### Material provided
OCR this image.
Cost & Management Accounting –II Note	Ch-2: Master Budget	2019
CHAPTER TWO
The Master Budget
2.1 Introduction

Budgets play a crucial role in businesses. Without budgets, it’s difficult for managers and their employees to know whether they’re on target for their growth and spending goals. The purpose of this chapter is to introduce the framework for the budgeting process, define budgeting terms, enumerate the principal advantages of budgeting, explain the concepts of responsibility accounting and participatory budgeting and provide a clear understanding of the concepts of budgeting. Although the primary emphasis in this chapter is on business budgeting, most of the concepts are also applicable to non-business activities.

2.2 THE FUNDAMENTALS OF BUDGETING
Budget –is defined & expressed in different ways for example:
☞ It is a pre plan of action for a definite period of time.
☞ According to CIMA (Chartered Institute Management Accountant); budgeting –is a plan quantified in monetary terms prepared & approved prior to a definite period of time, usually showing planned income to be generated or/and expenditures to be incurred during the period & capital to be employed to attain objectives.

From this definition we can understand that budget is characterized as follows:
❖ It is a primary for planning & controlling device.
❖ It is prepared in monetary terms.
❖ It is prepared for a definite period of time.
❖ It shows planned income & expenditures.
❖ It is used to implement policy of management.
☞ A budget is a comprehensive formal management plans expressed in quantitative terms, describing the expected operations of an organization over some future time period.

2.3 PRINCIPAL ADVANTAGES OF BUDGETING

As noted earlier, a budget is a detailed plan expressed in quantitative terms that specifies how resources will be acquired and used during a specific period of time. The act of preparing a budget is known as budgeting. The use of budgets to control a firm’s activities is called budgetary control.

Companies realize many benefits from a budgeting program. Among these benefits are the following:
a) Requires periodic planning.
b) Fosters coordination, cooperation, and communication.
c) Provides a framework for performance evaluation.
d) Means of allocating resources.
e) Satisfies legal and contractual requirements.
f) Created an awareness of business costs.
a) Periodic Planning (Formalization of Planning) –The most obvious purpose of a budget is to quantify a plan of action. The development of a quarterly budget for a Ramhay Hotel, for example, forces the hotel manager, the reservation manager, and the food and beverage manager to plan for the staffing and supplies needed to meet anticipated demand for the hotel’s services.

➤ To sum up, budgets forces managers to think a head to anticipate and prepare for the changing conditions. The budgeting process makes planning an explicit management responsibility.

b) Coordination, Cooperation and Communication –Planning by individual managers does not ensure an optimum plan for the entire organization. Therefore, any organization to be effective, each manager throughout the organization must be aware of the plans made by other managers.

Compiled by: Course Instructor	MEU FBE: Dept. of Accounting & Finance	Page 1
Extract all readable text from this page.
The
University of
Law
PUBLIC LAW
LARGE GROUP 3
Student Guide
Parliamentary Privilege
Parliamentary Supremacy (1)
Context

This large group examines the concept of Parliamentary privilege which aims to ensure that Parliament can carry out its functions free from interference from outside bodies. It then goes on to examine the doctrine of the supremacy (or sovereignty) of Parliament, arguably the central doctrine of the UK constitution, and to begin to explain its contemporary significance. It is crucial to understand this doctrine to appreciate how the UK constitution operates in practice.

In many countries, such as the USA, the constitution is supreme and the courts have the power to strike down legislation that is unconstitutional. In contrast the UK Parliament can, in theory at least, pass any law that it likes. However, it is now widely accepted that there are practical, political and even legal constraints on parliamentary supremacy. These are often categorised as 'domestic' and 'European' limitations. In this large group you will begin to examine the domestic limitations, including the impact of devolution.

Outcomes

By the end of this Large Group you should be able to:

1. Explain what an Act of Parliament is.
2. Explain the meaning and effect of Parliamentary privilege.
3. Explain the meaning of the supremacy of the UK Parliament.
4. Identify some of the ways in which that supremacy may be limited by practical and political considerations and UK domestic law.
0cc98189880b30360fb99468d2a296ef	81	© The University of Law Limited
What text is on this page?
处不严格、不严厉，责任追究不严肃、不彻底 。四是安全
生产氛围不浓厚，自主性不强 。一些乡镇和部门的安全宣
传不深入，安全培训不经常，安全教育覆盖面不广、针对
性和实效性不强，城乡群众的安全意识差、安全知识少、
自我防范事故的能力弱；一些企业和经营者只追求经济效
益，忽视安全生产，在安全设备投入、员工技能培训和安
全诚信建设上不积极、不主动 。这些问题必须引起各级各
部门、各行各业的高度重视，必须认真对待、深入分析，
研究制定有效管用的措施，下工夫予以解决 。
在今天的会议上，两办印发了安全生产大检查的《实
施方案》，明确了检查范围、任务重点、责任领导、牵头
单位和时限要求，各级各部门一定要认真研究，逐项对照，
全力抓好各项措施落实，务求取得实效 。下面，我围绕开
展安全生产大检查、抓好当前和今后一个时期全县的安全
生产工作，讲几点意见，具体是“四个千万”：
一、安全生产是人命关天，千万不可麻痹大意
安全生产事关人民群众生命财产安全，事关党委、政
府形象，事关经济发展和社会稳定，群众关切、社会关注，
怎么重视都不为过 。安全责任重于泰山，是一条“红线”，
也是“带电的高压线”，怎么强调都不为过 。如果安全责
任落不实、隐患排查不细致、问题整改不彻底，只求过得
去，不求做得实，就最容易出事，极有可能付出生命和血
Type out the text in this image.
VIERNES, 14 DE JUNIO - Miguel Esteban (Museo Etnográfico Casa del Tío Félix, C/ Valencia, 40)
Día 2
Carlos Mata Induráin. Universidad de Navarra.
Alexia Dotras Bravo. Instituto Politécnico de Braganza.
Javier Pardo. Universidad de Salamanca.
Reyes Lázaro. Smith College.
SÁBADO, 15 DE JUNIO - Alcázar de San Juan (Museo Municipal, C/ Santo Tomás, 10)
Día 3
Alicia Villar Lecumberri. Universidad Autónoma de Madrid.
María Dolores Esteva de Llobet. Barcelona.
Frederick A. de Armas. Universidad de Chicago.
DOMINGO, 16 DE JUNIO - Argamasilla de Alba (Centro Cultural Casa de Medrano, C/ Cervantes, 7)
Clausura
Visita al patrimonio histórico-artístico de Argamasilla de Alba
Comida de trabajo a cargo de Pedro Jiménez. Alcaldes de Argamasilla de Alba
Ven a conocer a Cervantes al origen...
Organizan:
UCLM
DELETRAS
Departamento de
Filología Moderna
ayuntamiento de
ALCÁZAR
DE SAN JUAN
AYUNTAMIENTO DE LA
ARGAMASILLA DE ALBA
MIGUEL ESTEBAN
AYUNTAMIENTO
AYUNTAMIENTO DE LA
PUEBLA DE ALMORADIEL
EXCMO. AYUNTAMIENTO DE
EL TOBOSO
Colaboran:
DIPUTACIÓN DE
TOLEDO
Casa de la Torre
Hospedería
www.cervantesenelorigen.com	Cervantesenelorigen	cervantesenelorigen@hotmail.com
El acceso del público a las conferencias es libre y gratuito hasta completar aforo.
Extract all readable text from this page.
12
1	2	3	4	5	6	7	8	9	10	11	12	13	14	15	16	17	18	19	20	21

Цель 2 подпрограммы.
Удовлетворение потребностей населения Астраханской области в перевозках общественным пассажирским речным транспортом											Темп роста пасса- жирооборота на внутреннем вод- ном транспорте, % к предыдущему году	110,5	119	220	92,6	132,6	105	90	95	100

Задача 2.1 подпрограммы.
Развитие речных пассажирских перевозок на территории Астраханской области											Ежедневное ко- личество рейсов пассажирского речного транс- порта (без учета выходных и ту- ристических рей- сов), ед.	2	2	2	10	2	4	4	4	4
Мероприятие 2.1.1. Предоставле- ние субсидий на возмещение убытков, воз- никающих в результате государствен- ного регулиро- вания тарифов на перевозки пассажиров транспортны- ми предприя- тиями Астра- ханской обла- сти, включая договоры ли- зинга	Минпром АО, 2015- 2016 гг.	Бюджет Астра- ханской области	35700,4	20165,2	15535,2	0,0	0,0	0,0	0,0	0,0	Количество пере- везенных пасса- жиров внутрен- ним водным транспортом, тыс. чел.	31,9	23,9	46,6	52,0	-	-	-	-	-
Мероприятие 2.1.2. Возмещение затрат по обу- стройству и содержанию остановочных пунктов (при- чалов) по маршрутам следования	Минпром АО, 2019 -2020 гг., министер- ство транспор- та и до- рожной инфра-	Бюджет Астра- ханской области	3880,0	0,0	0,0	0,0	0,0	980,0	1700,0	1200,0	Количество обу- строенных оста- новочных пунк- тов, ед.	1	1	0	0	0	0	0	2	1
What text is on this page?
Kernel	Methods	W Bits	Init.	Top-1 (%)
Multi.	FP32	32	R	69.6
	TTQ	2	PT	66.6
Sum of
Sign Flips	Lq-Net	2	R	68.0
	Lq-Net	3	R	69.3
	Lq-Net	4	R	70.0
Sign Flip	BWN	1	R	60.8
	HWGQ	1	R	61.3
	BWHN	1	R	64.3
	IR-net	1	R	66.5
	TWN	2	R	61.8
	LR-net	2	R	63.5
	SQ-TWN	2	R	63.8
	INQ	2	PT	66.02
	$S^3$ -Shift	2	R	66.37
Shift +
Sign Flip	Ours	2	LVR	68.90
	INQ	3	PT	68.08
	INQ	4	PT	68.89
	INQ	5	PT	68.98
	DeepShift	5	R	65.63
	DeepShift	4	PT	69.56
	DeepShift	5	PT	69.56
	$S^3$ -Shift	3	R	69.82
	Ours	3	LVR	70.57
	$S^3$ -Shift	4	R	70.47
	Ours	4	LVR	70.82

### Brief
Find every line above that contains the word "Количество", and return each one.

### Exercise solution
Мероприятие 2.1.1. Предоставле- ние субсидий на возмещение убытков, воз- никающих в результате государствен- ного регулиро- вания тарифов на перевозки пассажиров транспортны- ми предприя- тиями Астра- ханской обла- сти, включая договоры ли- зинга	Минпром АО, 2015- 2016 гг.	Бюджет Астра- ханской области	35700,4	20165,2	15535,2	0,0	0,0	0,0	0,0	0,0	Количество пере- везенных пасса- жиров внутрен- ним водным транспортом, тыс. чел.	31,9	23,9	46,6	52,0	-	-	-	-	-
Мероприятие 2.1.2. Возмещение затрат по обу- стройству и содержанию остановочных пунктов (при- чалов) по маршрутам следования	Минпром АО, 2019 -2020 гг., министер- ство транспор- та и до- рожной инфра-	Бюджет Астра- ханской области	3880,0	0,0	0,0	0,0	0,0	980,0	1700,0	1200,0	Количество обу- строенных оста- новочных пунк- тов, ед.	1	1	0	0	0	0	0	2	1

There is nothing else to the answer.